>>>

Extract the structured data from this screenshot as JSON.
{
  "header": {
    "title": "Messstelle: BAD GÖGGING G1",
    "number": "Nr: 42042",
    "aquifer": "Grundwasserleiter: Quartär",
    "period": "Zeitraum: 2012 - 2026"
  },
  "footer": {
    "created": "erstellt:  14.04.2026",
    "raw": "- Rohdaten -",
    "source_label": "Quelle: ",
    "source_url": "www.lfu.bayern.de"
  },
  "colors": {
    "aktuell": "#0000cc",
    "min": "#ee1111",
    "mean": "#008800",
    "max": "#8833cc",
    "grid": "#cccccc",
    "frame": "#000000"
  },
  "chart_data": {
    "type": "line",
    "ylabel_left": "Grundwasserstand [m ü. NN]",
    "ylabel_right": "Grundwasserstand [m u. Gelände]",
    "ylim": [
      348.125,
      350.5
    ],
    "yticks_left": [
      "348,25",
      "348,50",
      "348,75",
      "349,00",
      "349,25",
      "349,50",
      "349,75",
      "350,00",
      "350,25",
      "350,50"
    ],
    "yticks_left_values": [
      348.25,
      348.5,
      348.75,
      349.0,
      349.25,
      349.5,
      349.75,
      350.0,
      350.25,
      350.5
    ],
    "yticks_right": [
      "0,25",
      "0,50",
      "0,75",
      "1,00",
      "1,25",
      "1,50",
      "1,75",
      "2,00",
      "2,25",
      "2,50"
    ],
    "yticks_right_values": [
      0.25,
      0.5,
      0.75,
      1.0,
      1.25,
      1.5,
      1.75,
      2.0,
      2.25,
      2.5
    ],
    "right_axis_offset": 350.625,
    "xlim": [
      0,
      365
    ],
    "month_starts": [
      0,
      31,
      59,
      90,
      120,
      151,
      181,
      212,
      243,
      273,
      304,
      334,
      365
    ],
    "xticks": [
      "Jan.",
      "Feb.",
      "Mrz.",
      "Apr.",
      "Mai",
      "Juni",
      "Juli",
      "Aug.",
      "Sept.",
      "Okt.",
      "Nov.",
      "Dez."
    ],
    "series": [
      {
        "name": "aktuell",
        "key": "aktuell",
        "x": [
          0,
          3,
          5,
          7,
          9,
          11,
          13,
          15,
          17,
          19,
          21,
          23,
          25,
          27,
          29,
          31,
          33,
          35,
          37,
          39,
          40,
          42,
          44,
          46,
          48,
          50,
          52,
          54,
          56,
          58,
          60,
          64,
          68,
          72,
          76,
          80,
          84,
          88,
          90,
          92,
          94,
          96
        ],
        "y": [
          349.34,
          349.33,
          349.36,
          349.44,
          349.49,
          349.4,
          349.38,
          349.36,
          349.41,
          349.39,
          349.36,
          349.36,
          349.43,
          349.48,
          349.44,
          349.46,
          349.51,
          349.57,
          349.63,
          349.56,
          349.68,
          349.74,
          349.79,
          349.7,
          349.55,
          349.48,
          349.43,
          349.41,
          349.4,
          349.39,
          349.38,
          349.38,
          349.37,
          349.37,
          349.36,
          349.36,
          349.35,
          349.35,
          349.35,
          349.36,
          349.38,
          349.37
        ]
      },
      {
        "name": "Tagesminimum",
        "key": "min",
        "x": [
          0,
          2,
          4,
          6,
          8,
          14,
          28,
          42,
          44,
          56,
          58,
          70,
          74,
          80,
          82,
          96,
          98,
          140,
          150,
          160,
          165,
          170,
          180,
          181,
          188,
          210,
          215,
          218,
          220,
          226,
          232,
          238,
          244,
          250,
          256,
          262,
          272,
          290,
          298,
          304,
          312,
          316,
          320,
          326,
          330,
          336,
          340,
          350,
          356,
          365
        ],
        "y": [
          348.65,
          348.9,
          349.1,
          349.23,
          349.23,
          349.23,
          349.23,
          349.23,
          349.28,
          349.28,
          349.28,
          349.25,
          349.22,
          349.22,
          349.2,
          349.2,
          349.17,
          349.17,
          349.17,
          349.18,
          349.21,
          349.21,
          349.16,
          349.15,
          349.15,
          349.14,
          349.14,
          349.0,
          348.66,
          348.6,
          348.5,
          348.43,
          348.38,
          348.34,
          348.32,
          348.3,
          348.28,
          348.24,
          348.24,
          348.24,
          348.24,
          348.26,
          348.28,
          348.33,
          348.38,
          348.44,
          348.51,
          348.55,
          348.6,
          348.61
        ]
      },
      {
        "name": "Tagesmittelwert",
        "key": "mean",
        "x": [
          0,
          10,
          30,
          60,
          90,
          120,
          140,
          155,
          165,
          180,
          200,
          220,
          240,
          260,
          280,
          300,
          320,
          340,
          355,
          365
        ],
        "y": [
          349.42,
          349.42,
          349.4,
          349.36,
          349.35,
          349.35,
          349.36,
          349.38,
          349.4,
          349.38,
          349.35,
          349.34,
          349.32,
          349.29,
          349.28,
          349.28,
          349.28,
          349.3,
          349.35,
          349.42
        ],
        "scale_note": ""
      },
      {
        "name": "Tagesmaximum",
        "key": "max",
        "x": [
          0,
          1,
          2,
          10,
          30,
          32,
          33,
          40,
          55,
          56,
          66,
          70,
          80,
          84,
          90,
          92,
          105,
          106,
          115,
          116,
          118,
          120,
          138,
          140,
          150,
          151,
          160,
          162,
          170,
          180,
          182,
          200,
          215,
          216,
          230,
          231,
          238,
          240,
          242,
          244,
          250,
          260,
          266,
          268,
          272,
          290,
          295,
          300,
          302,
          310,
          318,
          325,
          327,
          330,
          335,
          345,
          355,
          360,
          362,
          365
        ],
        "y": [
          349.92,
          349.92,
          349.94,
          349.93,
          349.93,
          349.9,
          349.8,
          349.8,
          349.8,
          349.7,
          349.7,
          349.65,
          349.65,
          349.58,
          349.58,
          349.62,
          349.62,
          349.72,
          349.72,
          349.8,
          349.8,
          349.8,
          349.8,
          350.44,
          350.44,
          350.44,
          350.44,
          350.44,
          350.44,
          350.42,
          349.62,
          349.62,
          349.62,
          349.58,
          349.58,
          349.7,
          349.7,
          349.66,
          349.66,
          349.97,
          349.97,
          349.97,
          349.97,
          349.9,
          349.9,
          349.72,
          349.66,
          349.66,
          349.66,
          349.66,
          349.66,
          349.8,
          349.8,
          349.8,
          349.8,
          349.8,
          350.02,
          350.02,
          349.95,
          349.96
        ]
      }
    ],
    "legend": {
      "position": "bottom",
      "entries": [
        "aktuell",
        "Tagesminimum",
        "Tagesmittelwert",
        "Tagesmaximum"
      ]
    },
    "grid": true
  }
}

<<<

§ **Required work**: Pull out all lines from the entries above in which the word "aktuell" appears.

§ **Solved exercise**:
    "aktuell": "#0000cc",
        "name": "aktuell",
        "key": "aktuell",
        "aktuell",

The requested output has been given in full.